* _TO BE DONE_: Return the material word for word. Do not include the pictures.

***

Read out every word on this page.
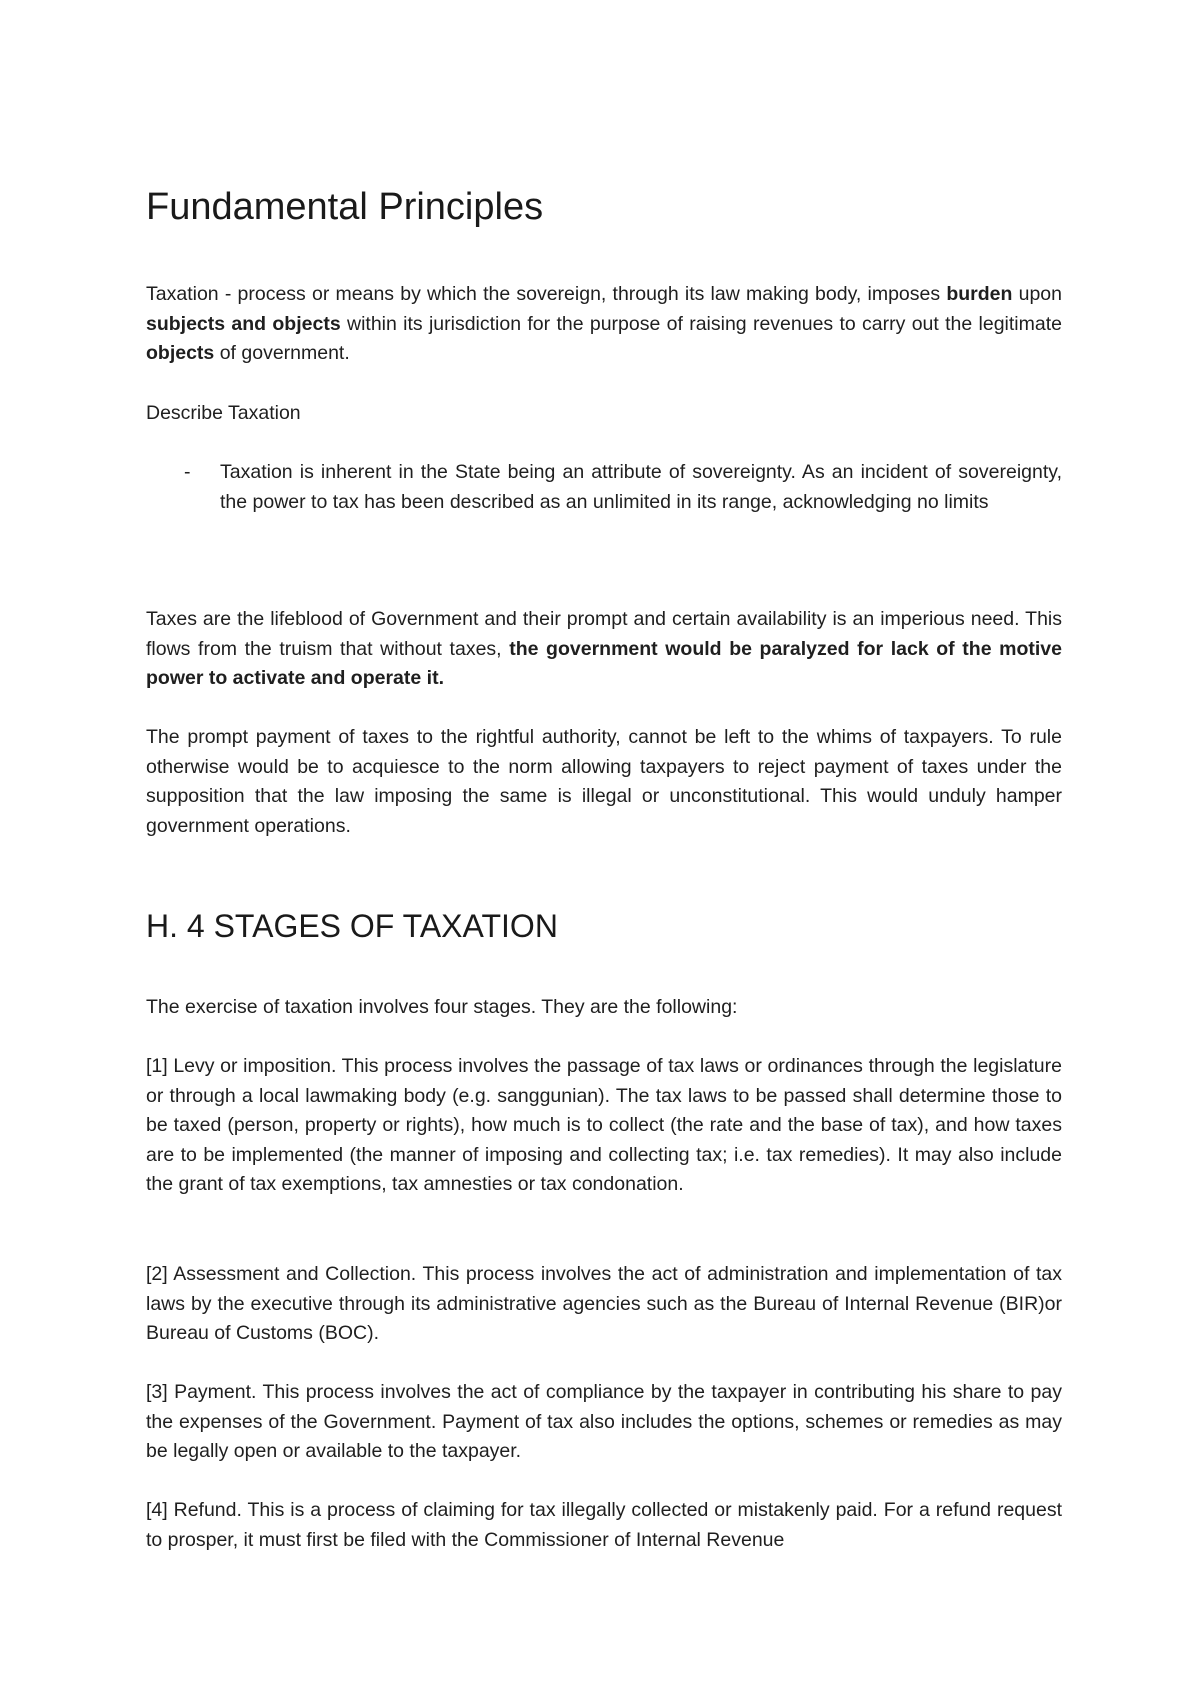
Fundamental Principles

Taxation - process or means by which the sovereign, through its law making body, imposes burden upon subjects and objects within its jurisdiction for the purpose of raising revenues to carry out the legitimate objects of government.

Describe Taxation

-	Taxation is inherent in the State being an attribute of sovereignty. As an incident of sovereignty, the power to tax has been described as an unlimited in its range, acknowledging no limits

Taxes are the lifeblood of Government and their prompt and certain availability is an imperious need. This flows from the truism that without taxes, the government would be paralyzed for lack of the motive power to activate and operate it.

The prompt payment of taxes to the rightful authority, cannot be left to the whims of taxpayers. To rule otherwise would be to acquiesce to the norm allowing taxpayers to reject payment of taxes under the supposition that the law imposing the same is illegal or unconstitutional. This would unduly hamper government operations.

H. 4 STAGES OF TAXATION

The exercise of taxation involves four stages. They are the following:

[1] Levy or imposition. This process involves the passage of tax laws or ordinances through the legislature or through a local lawmaking body (e.g. sanggunian). The tax laws to be passed shall determine those to be taxed (person, property or rights), how much is to collect (the rate and the base of tax), and how taxes are to be implemented (the manner of imposing and collecting tax; i.e. tax remedies). It may also include the grant of tax exemptions, tax amnesties or tax condonation.

[2] Assessment and Collection. This process involves the act of administration and implementation of tax laws by the executive through its administrative agencies such as the Bureau of Internal Revenue (BIR)or Bureau of Customs (BOC).

[3] Payment. This process involves the act of compliance by the taxpayer in contributing his share to pay the expenses of the Government. Payment of tax also includes the options, schemes or remedies as may be legally open or available to the taxpayer.

[4] Refund. This is a process of claiming for tax illegally collected or mistakenly paid. For a refund request to prosper, it must first be filed with the Commissioner of Internal Revenue
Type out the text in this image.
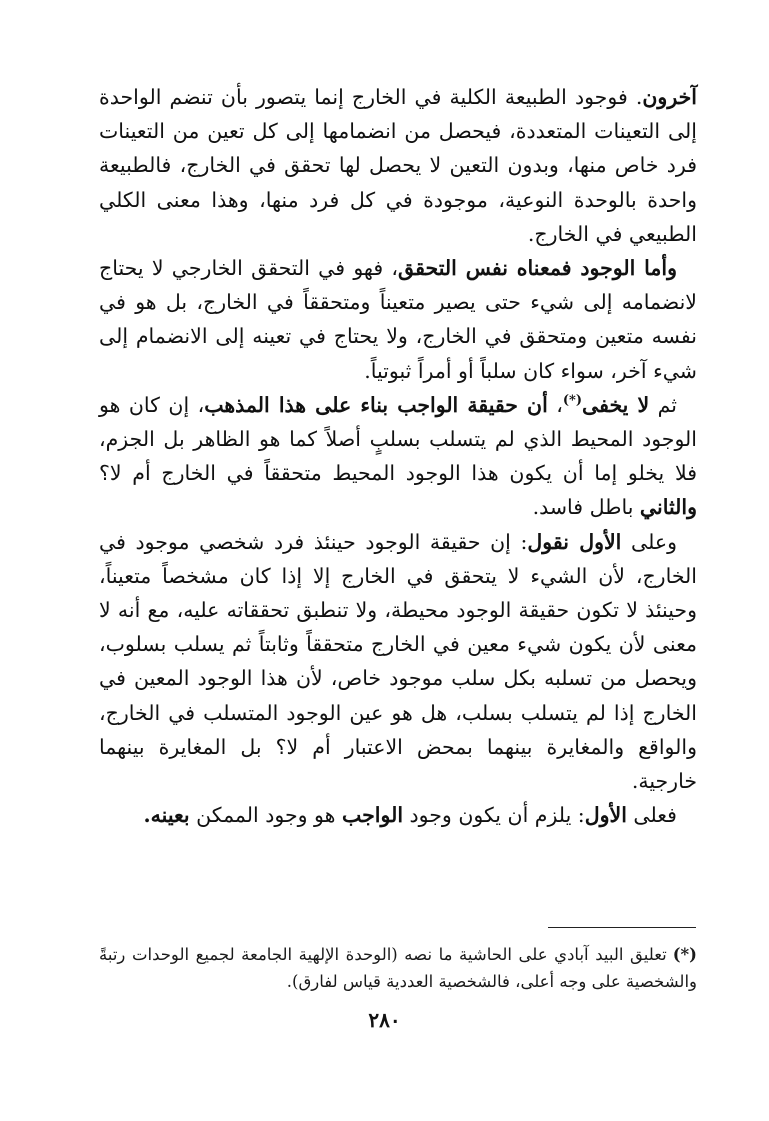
آخرون. فوجود الطبيعة الكلية في الخارج إنما يتصور بأن تنضم الواحدة إلى التعينات المتعددة، فيحصل من انضمامها إلى كل تعين من التعينات فرد خاص منها، وبدون التعين لا يحصل لها تحقق في الخارج، فالطبيعة واحدة بالوحدة النوعية، موجودة في كل فرد منها، وهذا معنى الكلي الطبيعي في الخارج.

وأما الوجود فمعناه نفس التحقق، فهو في التحقق الخارجي لا يحتاج لانضمامه إلى شيء حتى يصير متعيناً ومتحققاً في الخارج، بل هو في نفسه متعين ومتحقق في الخارج، ولا يحتاج في تعينه إلى الانضمام إلى شيء آخر، سواء كان سلباً أو أمراً ثبوتياً.

ثم لا يخفى(*)، أن حقيقة الواجب بناء على هذا المذهب، إن كان هو الوجود المحيط الذي لم يتسلب بسلبٍ أصلاً كما هو الظاهر بل الجزم، فلا يخلو إما أن يكون هذا الوجود المحيط متحققاً في الخارج أم لا؟ والثاني باطل فاسد.

وعلى الأول نقول: إن حقيقة الوجود حينئذ فرد شخصي موجود في الخارج، لأن الشيء لا يتحقق في الخارج إلا إذا كان مشخصاً متعيناً، وحينئذ لا تكون حقيقة الوجود محيطة، ولا تنطبق تحققاته عليه، مع أنه لا معنى لأن يكون شيء معين في الخارج متحققاً وثابتاً ثم يسلب بسلوب، ويحصل من تسلبه بكل سلب موجود خاص، لأن هذا الوجود المعين في الخارج إذا لم يتسلب بسلب، هل هو عين الوجود المتسلب في الخارج، والواقع والمغايرة بينهما بمحض الاعتبار أم لا؟ بل المغايرة بينهما خارجية.

فعلى الأول: يلزم أن يكون وجود الواجب هو وجود الممكن بعينه.

(*)تعليق البيد آبادي على الحاشية ما نصه (الوحدة الإلهية الجامعة لجميع الوحدات رتبةً والشخصية على وجه أعلى، فالشخصية العددية قياس لفارق).
٢٨٠
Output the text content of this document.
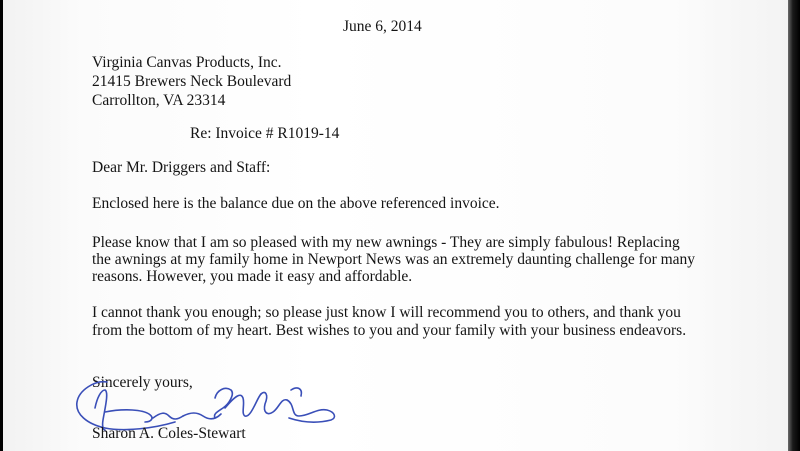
June 6, 2014
Virginia Canvas Products, Inc.
21415 Brewers Neck Boulevard
Carrollton, VA 23314
Re: Invoice # R1019-14
Dear Mr. Driggers and Staff:
Enclosed here is the balance due on the above referenced invoice.
Please know that I am so pleased with my new awnings - They are simply fabulous! Replacing
the awnings at my family home in Newport News was an extremely daunting challenge for many
reasons. However, you made it easy and affordable.
I cannot thank you enough; so please just know I will recommend you to others, and thank you
from the bottom of my heart. Best wishes to you and your family with your business endeavors.
Sincerely yours,
Sharon A. Coles-Stewart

***

* _SOLUTION_:
Read out every word on this page.
Fundamental Principles

Taxation - process or means by which the sovereign, through its law making body, imposes burden upon subjects and objects within its jurisdiction for the purpose of raising revenues to carry out the legitimate objects of government.

Describe Taxation

-	Taxation is inherent in the State being an attribute of sovereignty. As an incident of sovereignty, the power to tax has been described as an unlimited in its range, acknowledging no limits

Taxes are the lifeblood of Government and their prompt and certain availability is an imperious need. This flows from the truism that without taxes, the government would be paralyzed for lack of the motive power to activate and operate it.

The prompt payment of taxes to the rightful authority, cannot be left to the whims of taxpayers. To rule otherwise would be to acquiesce to the norm allowing taxpayers to reject payment of taxes under the supposition that the law imposing the same is illegal or unconstitutional. This would unduly hamper government operations.

H. 4 STAGES OF TAXATION

The exercise of taxation involves four stages. They are the following:

[1] Levy or imposition. This process involves the passage of tax laws or ordinances through the legislature or through a local lawmaking body (e.g. sanggunian). The tax laws to be passed shall determine those to be taxed (person, property or rights), how much is to collect (the rate and the base of tax), and how taxes are to be implemented (the manner of imposing and collecting tax; i.e. tax remedies). It may also include the grant of tax exemptions, tax amnesties or tax condonation.

[2] Assessment and Collection. This process involves the act of administration and implementation of tax laws by the executive through its administrative agencies such as the Bureau of Internal Revenue (BIR)or Bureau of Customs (BOC).

[3] Payment. This process involves the act of compliance by the taxpayer in contributing his share to pay the expenses of the Government. Payment of tax also includes the options, schemes or remedies as may be legally open or available to the taxpayer.

[4] Refund. This is a process of claiming for tax illegally collected or mistakenly paid. For a refund request to prosper, it must first be filed with the Commissioner of Internal Revenue
Type out the text in this image.
آخرون. فوجود الطبيعة الكلية في الخارج إنما يتصور بأن تنضم الواحدة إلى التعينات المتعددة، فيحصل من انضمامها إلى كل تعين من التعينات فرد خاص منها، وبدون التعين لا يحصل لها تحقق في الخارج، فالطبيعة واحدة بالوحدة النوعية، موجودة في كل فرد منها، وهذا معنى الكلي الطبيعي في الخارج.

وأما الوجود فمعناه نفس التحقق، فهو في التحقق الخارجي لا يحتاج لانضمامه إلى شيء حتى يصير متعيناً ومتحققاً في الخارج، بل هو في نفسه متعين ومتحقق في الخارج، ولا يحتاج في تعينه إلى الانضمام إلى شيء آخر، سواء كان سلباً أو أمراً ثبوتياً.

ثم لا يخفى(*)، أن حقيقة الواجب بناء على هذا المذهب، إن كان هو الوجود المحيط الذي لم يتسلب بسلبٍ أصلاً كما هو الظاهر بل الجزم، فلا يخلو إما أن يكون هذا الوجود المحيط متحققاً في الخارج أم لا؟ والثاني باطل فاسد.

وعلى الأول نقول: إن حقيقة الوجود حينئذ فرد شخصي موجود في الخارج، لأن الشيء لا يتحقق في الخارج إلا إذا كان مشخصاً متعيناً، وحينئذ لا تكون حقيقة الوجود محيطة، ولا تنطبق تحققاته عليه، مع أنه لا معنى لأن يكون شيء معين في الخارج متحققاً وثابتاً ثم يسلب بسلوب، ويحصل من تسلبه بكل سلب موجود خاص، لأن هذا الوجود المعين في الخارج إذا لم يتسلب بسلب، هل هو عين الوجود المتسلب في الخارج، والواقع والمغايرة بينهما بمحض الاعتبار أم لا؟ بل المغايرة بينهما خارجية.

فعلى الأول: يلزم أن يكون وجود الواجب هو وجود الممكن بعينه.

(*)تعليق البيد آبادي على الحاشية ما نصه (الوحدة الإلهية الجامعة لجميع الوحدات رتبةً والشخصية على وجه أعلى، فالشخصية العددية قياس لفارق).
٢٨٠
Output the text content of this document.
June 6, 2014
Virginia Canvas Products, Inc.
21415 Brewers Neck Boulevard
Carrollton, VA 23314
Re: Invoice # R1019-14
Dear Mr. Driggers and Staff:
Enclosed here is the balance due on the above referenced invoice.
Please know that I am so pleased with my new awnings - They are simply fabulous! Replacing
the awnings at my family home in Newport News was an extremely daunting challenge for many
reasons. However, you made it easy and affordable.
I cannot thank you enough; so please just know I will recommend you to others, and thank you
from the bottom of my heart. Best wishes to you and your family with your business endeavors.
Sincerely yours,
Sharon A. Coles-Stewart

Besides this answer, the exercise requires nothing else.